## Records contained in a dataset
** start **

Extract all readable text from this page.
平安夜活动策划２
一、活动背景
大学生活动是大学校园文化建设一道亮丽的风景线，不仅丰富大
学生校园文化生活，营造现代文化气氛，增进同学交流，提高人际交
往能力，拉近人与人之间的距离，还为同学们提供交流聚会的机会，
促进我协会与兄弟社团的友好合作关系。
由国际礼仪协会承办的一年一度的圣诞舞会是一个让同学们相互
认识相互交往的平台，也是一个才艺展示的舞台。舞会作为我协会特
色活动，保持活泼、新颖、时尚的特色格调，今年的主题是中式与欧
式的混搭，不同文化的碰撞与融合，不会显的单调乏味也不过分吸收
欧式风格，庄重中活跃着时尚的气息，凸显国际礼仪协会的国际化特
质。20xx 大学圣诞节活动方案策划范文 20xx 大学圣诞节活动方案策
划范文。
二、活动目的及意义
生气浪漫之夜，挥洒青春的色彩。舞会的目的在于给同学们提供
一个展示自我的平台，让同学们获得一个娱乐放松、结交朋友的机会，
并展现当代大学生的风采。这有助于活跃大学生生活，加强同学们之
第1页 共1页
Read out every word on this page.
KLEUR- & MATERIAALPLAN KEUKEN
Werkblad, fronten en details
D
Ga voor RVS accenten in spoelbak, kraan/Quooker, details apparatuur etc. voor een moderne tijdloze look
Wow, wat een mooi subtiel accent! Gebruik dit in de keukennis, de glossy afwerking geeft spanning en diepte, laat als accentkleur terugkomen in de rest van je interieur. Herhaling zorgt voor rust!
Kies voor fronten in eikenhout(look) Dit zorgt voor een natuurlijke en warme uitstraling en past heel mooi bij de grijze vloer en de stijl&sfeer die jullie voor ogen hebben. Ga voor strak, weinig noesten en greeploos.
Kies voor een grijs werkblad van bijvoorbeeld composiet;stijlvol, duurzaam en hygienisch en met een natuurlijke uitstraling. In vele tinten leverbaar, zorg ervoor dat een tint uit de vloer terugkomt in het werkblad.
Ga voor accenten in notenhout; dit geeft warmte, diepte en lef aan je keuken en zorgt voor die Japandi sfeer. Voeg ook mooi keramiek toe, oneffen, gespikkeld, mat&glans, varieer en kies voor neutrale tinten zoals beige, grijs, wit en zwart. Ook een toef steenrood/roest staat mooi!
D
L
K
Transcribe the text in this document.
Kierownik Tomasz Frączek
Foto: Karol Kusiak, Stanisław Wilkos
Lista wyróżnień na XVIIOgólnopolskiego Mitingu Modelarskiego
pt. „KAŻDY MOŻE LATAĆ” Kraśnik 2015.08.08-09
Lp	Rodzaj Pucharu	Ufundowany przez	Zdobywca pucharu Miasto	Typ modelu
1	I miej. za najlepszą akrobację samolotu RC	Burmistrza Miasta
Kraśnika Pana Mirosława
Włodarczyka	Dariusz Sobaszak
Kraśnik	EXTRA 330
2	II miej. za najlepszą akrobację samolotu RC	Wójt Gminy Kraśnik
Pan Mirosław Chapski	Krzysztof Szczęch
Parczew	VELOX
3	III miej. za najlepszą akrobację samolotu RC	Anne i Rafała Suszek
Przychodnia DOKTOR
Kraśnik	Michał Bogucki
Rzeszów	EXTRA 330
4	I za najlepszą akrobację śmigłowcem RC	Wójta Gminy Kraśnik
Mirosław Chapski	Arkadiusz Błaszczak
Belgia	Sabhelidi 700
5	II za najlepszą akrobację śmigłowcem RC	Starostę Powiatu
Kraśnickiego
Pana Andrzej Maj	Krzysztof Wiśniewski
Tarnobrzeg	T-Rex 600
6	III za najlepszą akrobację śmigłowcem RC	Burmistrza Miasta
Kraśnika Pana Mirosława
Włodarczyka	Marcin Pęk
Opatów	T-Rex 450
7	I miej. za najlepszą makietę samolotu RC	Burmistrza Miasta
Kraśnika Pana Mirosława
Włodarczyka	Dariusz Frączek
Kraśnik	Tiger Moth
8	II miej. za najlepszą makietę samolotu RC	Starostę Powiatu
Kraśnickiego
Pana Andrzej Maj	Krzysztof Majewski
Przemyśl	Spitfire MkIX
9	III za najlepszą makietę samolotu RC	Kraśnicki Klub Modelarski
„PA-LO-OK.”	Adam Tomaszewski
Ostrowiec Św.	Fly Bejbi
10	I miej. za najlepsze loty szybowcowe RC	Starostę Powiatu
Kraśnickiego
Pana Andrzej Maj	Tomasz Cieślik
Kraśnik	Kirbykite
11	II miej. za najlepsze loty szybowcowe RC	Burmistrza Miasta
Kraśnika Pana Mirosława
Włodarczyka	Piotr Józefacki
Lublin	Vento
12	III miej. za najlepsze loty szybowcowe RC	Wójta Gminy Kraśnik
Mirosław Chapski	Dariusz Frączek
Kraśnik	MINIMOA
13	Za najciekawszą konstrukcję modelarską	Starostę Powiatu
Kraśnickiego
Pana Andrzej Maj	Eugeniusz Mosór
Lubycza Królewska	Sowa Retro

** end **

## Exercise requirements
Return the listing above in full, character for character.

## Expected answer
Extract all readable text from this page.
平安夜活动策划２
一、活动背景
大学生活动是大学校园文化建设一道亮丽的风景线，不仅丰富大
学生校园文化生活，营造现代文化气氛，增进同学交流，提高人际交
往能力，拉近人与人之间的距离，还为同学们提供交流聚会的机会，
促进我协会与兄弟社团的友好合作关系。
由国际礼仪协会承办的一年一度的圣诞舞会是一个让同学们相互
认识相互交往的平台，也是一个才艺展示的舞台。舞会作为我协会特
色活动，保持活泼、新颖、时尚的特色格调，今年的主题是中式与欧
式的混搭，不同文化的碰撞与融合，不会显的单调乏味也不过分吸收
欧式风格，庄重中活跃着时尚的气息，凸显国际礼仪协会的国际化特
质。20xx 大学圣诞节活动方案策划范文 20xx 大学圣诞节活动方案策
划范文。
二、活动目的及意义
生气浪漫之夜，挥洒青春的色彩。舞会的目的在于给同学们提供
一个展示自我的平台，让同学们获得一个娱乐放松、结交朋友的机会，
并展现当代大学生的风采。这有助于活跃大学生生活，加强同学们之
第1页 共1页
Read out every word on this page.
KLEUR- & MATERIAALPLAN KEUKEN
Werkblad, fronten en details
D
Ga voor RVS accenten in spoelbak, kraan/Quooker, details apparatuur etc. voor een moderne tijdloze look
Wow, wat een mooi subtiel accent! Gebruik dit in de keukennis, de glossy afwerking geeft spanning en diepte, laat als accentkleur terugkomen in de rest van je interieur. Herhaling zorgt voor rust!
Kies voor fronten in eikenhout(look) Dit zorgt voor een natuurlijke en warme uitstraling en past heel mooi bij de grijze vloer en de stijl&sfeer die jullie voor ogen hebben. Ga voor strak, weinig noesten en greeploos.
Kies voor een grijs werkblad van bijvoorbeeld composiet;stijlvol, duurzaam en hygienisch en met een natuurlijke uitstraling. In vele tinten leverbaar, zorg ervoor dat een tint uit de vloer terugkomt in het werkblad.
Ga voor accenten in notenhout; dit geeft warmte, diepte en lef aan je keuken en zorgt voor die Japandi sfeer. Voeg ook mooi keramiek toe, oneffen, gespikkeld, mat&glans, varieer en kies voor neutrale tinten zoals beige, grijs, wit en zwart. Ook een toef steenrood/roest staat mooi!
D
L
K
Transcribe the text in this document.
Kierownik Tomasz Frączek
Foto: Karol Kusiak, Stanisław Wilkos
Lista wyróżnień na XVIIOgólnopolskiego Mitingu Modelarskiego
pt. „KAŻDY MOŻE LATAĆ” Kraśnik 2015.08.08-09
Lp	Rodzaj Pucharu	Ufundowany przez	Zdobywca pucharu Miasto	Typ modelu
1	I miej. za najlepszą akrobację samolotu RC	Burmistrza Miasta
Kraśnika Pana Mirosława
Włodarczyka	Dariusz Sobaszak
Kraśnik	EXTRA 330
2	II miej. za najlepszą akrobację samolotu RC	Wójt Gminy Kraśnik
Pan Mirosław Chapski	Krzysztof Szczęch
Parczew	VELOX
3	III miej. za najlepszą akrobację samolotu RC	Anne i Rafała Suszek
Przychodnia DOKTOR
Kraśnik	Michał Bogucki
Rzeszów	EXTRA 330
4	I za najlepszą akrobację śmigłowcem RC	Wójta Gminy Kraśnik
Mirosław Chapski	Arkadiusz Błaszczak
Belgia	Sabhelidi 700
5	II za najlepszą akrobację śmigłowcem RC	Starostę Powiatu
Kraśnickiego
Pana Andrzej Maj	Krzysztof Wiśniewski
Tarnobrzeg	T-Rex 600
6	III za najlepszą akrobację śmigłowcem RC	Burmistrza Miasta
Kraśnika Pana Mirosława
Włodarczyka	Marcin Pęk
Opatów	T-Rex 450
7	I miej. za najlepszą makietę samolotu RC	Burmistrza Miasta
Kraśnika Pana Mirosława
Włodarczyka	Dariusz Frączek
Kraśnik	Tiger Moth
8	II miej. za najlepszą makietę samolotu RC	Starostę Powiatu
Kraśnickiego
Pana Andrzej Maj	Krzysztof Majewski
Przemyśl	Spitfire MkIX
9	III za najlepszą makietę samolotu RC	Kraśnicki Klub Modelarski
„PA-LO-OK.”	Adam Tomaszewski
Ostrowiec Św.	Fly Bejbi
10	I miej. za najlepsze loty szybowcowe RC	Starostę Powiatu
Kraśnickiego
Pana Andrzej Maj	Tomasz Cieślik
Kraśnik	Kirbykite
11	II miej. za najlepsze loty szybowcowe RC	Burmistrza Miasta
Kraśnika Pana Mirosława
Włodarczyka	Piotr Józefacki
Lublin	Vento
12	III miej. za najlepsze loty szybowcowe RC	Wójta Gminy Kraśnik
Mirosław Chapski	Dariusz Frączek
Kraśnik	MINIMOA
13	Za najciekawszą konstrukcję modelarską	Starostę Powiatu
Kraśnickiego
Pana Andrzej Maj	Eugeniusz Mosór
Lubycza Królewska	Sowa Retro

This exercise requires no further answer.